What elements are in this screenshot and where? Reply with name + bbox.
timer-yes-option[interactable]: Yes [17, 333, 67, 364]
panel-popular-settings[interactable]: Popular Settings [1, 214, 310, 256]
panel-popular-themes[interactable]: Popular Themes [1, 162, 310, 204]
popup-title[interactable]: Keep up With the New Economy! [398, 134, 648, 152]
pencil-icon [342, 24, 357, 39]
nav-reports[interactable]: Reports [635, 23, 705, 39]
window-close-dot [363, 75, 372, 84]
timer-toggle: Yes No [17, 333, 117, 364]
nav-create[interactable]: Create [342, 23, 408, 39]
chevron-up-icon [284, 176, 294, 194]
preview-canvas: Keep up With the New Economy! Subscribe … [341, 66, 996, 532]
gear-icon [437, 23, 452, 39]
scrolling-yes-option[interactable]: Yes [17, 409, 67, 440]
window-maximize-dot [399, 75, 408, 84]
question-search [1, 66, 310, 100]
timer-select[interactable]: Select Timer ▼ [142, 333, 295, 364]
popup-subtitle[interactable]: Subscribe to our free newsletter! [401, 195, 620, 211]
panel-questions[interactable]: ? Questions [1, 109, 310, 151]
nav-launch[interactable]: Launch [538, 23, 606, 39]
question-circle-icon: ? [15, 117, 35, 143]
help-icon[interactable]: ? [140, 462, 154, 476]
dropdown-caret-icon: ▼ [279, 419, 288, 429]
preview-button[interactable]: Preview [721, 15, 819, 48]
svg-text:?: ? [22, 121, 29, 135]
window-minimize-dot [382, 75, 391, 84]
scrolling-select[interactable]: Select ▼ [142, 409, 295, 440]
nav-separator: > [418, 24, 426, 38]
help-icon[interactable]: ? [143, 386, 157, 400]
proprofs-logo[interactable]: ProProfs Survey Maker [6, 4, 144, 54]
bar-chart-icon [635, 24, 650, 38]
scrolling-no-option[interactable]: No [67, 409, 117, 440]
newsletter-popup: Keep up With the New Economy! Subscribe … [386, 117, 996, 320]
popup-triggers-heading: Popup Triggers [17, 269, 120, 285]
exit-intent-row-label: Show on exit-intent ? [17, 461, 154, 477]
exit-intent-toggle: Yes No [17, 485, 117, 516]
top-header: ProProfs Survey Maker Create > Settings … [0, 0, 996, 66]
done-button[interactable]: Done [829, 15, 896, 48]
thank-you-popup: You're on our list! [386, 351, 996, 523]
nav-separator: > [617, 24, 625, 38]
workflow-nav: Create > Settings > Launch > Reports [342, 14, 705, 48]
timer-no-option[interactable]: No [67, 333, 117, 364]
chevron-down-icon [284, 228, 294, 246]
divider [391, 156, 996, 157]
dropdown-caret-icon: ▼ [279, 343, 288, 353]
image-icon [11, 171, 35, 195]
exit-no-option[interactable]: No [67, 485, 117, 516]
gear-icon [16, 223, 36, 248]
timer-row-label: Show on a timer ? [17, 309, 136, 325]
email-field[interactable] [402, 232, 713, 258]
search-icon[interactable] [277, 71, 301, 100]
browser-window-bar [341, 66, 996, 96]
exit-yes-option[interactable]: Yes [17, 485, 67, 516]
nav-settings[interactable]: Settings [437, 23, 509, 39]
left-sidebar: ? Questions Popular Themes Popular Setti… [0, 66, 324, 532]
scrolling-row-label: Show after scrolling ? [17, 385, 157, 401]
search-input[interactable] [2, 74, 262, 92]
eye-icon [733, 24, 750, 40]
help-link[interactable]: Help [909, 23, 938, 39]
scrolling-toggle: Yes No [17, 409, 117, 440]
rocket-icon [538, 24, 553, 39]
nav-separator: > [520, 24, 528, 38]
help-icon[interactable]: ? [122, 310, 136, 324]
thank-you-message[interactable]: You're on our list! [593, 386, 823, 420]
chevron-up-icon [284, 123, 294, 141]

----

» WHAT IS REQUIRED:
Reproduce all of the lines in the material above without any changes.

» RESPONSE:
What elements are in this screenshot and where? Reply with name + bbox.
timer-yes-option[interactable]: Yes [17, 333, 67, 364]
panel-popular-settings[interactable]: Popular Settings [1, 214, 310, 256]
panel-popular-themes[interactable]: Popular Themes [1, 162, 310, 204]
popup-title[interactable]: Keep up With the New Economy! [398, 134, 648, 152]
pencil-icon [342, 24, 357, 39]
nav-reports[interactable]: Reports [635, 23, 705, 39]
window-close-dot [363, 75, 372, 84]
timer-toggle: Yes No [17, 333, 117, 364]
nav-create[interactable]: Create [342, 23, 408, 39]
chevron-up-icon [284, 176, 294, 194]
preview-canvas: Keep up With the New Economy! Subscribe … [341, 66, 996, 532]
gear-icon [437, 23, 452, 39]
scrolling-yes-option[interactable]: Yes [17, 409, 67, 440]
window-maximize-dot [399, 75, 408, 84]
question-search [1, 66, 310, 100]
timer-select[interactable]: Select Timer ▼ [142, 333, 295, 364]
popup-subtitle[interactable]: Subscribe to our free newsletter! [401, 195, 620, 211]
panel-questions[interactable]: ? Questions [1, 109, 310, 151]
nav-launch[interactable]: Launch [538, 23, 606, 39]
question-circle-icon: ? [15, 117, 35, 143]
help-icon[interactable]: ? [140, 462, 154, 476]
dropdown-caret-icon: ▼ [279, 419, 288, 429]
preview-button[interactable]: Preview [721, 15, 819, 48]
svg-text:?: ? [22, 121, 29, 135]
window-minimize-dot [382, 75, 391, 84]
scrolling-select[interactable]: Select ▼ [142, 409, 295, 440]
nav-separator: > [418, 24, 426, 38]
help-icon[interactable]: ? [143, 386, 157, 400]
proprofs-logo[interactable]: ProProfs Survey Maker [6, 4, 144, 54]
bar-chart-icon [635, 24, 650, 38]
scrolling-no-option[interactable]: No [67, 409, 117, 440]
newsletter-popup: Keep up With the New Economy! Subscribe … [386, 117, 996, 320]
popup-triggers-heading: Popup Triggers [17, 269, 120, 285]
exit-intent-row-label: Show on exit-intent ? [17, 461, 154, 477]
exit-intent-toggle: Yes No [17, 485, 117, 516]
top-header: ProProfs Survey Maker Create > Settings … [0, 0, 996, 66]
done-button[interactable]: Done [829, 15, 896, 48]
thank-you-popup: You're on our list! [386, 351, 996, 523]
nav-separator: > [617, 24, 625, 38]
workflow-nav: Create > Settings > Launch > Reports [342, 14, 705, 48]
timer-no-option[interactable]: No [67, 333, 117, 364]
chevron-down-icon [284, 228, 294, 246]
divider [391, 156, 996, 157]
dropdown-caret-icon: ▼ [279, 343, 288, 353]
image-icon [11, 171, 35, 195]
exit-no-option[interactable]: No [67, 485, 117, 516]
gear-icon [16, 223, 36, 248]
timer-row-label: Show on a timer ? [17, 309, 136, 325]
email-field[interactable] [402, 232, 713, 258]
search-icon[interactable] [277, 71, 301, 100]
browser-window-bar [341, 66, 996, 96]
exit-yes-option[interactable]: Yes [17, 485, 67, 516]
nav-settings[interactable]: Settings [437, 23, 509, 39]
left-sidebar: ? Questions Popular Themes Popular Setti… [0, 66, 324, 532]
scrolling-row-label: Show after scrolling ? [17, 385, 157, 401]
search-input[interactable] [2, 74, 262, 92]
eye-icon [733, 24, 750, 40]
help-link[interactable]: Help [909, 23, 938, 39]
scrolling-toggle: Yes No [17, 409, 117, 440]
rocket-icon [538, 24, 553, 39]
nav-separator: > [520, 24, 528, 38]
help-icon[interactable]: ? [122, 310, 136, 324]
thank-you-message[interactable]: You're on our list! [593, 386, 823, 420]
chevron-up-icon [284, 123, 294, 141]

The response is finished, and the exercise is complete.